§ **What is expected**:
Copy out each line of the data that holds the word "this".

────────────────────

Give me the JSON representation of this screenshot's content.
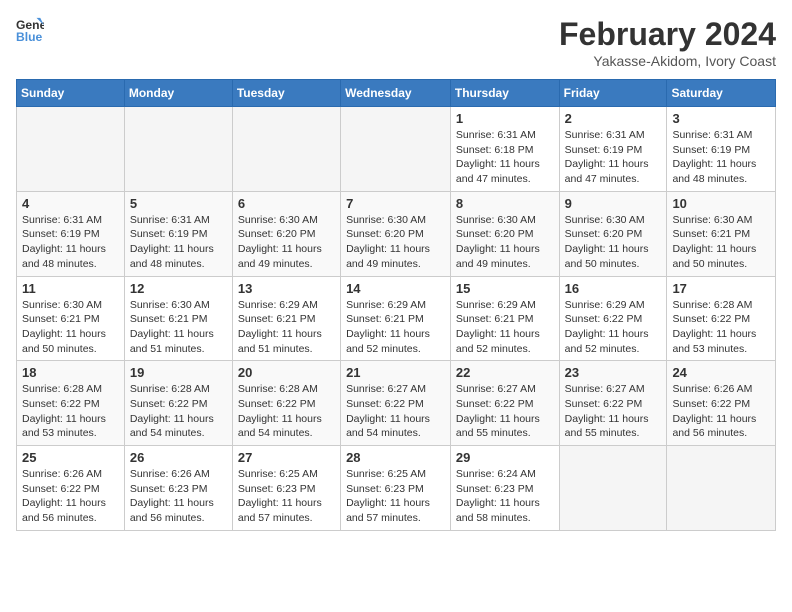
{
  "header": {
    "logo_line1": "General",
    "logo_line2": "Blue",
    "month_year": "February 2024",
    "location": "Yakasse-Akidom, Ivory Coast"
  },
  "weekdays": [
    "Sunday",
    "Monday",
    "Tuesday",
    "Wednesday",
    "Thursday",
    "Friday",
    "Saturday"
  ],
  "weeks": [
    [
      {
        "day": "",
        "info": ""
      },
      {
        "day": "",
        "info": ""
      },
      {
        "day": "",
        "info": ""
      },
      {
        "day": "",
        "info": ""
      },
      {
        "day": "1",
        "info": "Sunrise: 6:31 AM\nSunset: 6:18 PM\nDaylight: 11 hours and 47 minutes."
      },
      {
        "day": "2",
        "info": "Sunrise: 6:31 AM\nSunset: 6:19 PM\nDaylight: 11 hours and 47 minutes."
      },
      {
        "day": "3",
        "info": "Sunrise: 6:31 AM\nSunset: 6:19 PM\nDaylight: 11 hours and 48 minutes."
      }
    ],
    [
      {
        "day": "4",
        "info": "Sunrise: 6:31 AM\nSunset: 6:19 PM\nDaylight: 11 hours and 48 minutes."
      },
      {
        "day": "5",
        "info": "Sunrise: 6:31 AM\nSunset: 6:19 PM\nDaylight: 11 hours and 48 minutes."
      },
      {
        "day": "6",
        "info": "Sunrise: 6:30 AM\nSunset: 6:20 PM\nDaylight: 11 hours and 49 minutes."
      },
      {
        "day": "7",
        "info": "Sunrise: 6:30 AM\nSunset: 6:20 PM\nDaylight: 11 hours and 49 minutes."
      },
      {
        "day": "8",
        "info": "Sunrise: 6:30 AM\nSunset: 6:20 PM\nDaylight: 11 hours and 49 minutes."
      },
      {
        "day": "9",
        "info": "Sunrise: 6:30 AM\nSunset: 6:20 PM\nDaylight: 11 hours and 50 minutes."
      },
      {
        "day": "10",
        "info": "Sunrise: 6:30 AM\nSunset: 6:21 PM\nDaylight: 11 hours and 50 minutes."
      }
    ],
    [
      {
        "day": "11",
        "info": "Sunrise: 6:30 AM\nSunset: 6:21 PM\nDaylight: 11 hours and 50 minutes."
      },
      {
        "day": "12",
        "info": "Sunrise: 6:30 AM\nSunset: 6:21 PM\nDaylight: 11 hours and 51 minutes."
      },
      {
        "day": "13",
        "info": "Sunrise: 6:29 AM\nSunset: 6:21 PM\nDaylight: 11 hours and 51 minutes."
      },
      {
        "day": "14",
        "info": "Sunrise: 6:29 AM\nSunset: 6:21 PM\nDaylight: 11 hours and 52 minutes."
      },
      {
        "day": "15",
        "info": "Sunrise: 6:29 AM\nSunset: 6:21 PM\nDaylight: 11 hours and 52 minutes."
      },
      {
        "day": "16",
        "info": "Sunrise: 6:29 AM\nSunset: 6:22 PM\nDaylight: 11 hours and 52 minutes."
      },
      {
        "day": "17",
        "info": "Sunrise: 6:28 AM\nSunset: 6:22 PM\nDaylight: 11 hours and 53 minutes."
      }
    ],
    [
      {
        "day": "18",
        "info": "Sunrise: 6:28 AM\nSunset: 6:22 PM\nDaylight: 11 hours and 53 minutes."
      },
      {
        "day": "19",
        "info": "Sunrise: 6:28 AM\nSunset: 6:22 PM\nDaylight: 11 hours and 54 minutes."
      },
      {
        "day": "20",
        "info": "Sunrise: 6:28 AM\nSunset: 6:22 PM\nDaylight: 11 hours and 54 minutes."
      },
      {
        "day": "21",
        "info": "Sunrise: 6:27 AM\nSunset: 6:22 PM\nDaylight: 11 hours and 54 minutes."
      },
      {
        "day": "22",
        "info": "Sunrise: 6:27 AM\nSunset: 6:22 PM\nDaylight: 11 hours and 55 minutes."
      },
      {
        "day": "23",
        "info": "Sunrise: 6:27 AM\nSunset: 6:22 PM\nDaylight: 11 hours and 55 minutes."
      },
      {
        "day": "24",
        "info": "Sunrise: 6:26 AM\nSunset: 6:22 PM\nDaylight: 11 hours and 56 minutes."
      }
    ],
    [
      {
        "day": "25",
        "info": "Sunrise: 6:26 AM\nSunset: 6:22 PM\nDaylight: 11 hours and 56 minutes."
      },
      {
        "day": "26",
        "info": "Sunrise: 6:26 AM\nSunset: 6:23 PM\nDaylight: 11 hours and 56 minutes."
      },
      {
        "day": "27",
        "info": "Sunrise: 6:25 AM\nSunset: 6:23 PM\nDaylight: 11 hours and 57 minutes."
      },
      {
        "day": "28",
        "info": "Sunrise: 6:25 AM\nSunset: 6:23 PM\nDaylight: 11 hours and 57 minutes."
      },
      {
        "day": "29",
        "info": "Sunrise: 6:24 AM\nSunset: 6:23 PM\nDaylight: 11 hours and 58 minutes."
      },
      {
        "day": "",
        "info": ""
      },
      {
        "day": "",
        "info": ""
      }
    ]
  ]
}
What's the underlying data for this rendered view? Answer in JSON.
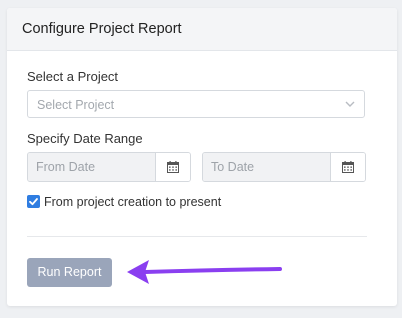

────────────────────

§ **Answer below**:
Give me the JSON representation of this screenshot's content.
What's the underlying data for this rendered view? Answer in JSON.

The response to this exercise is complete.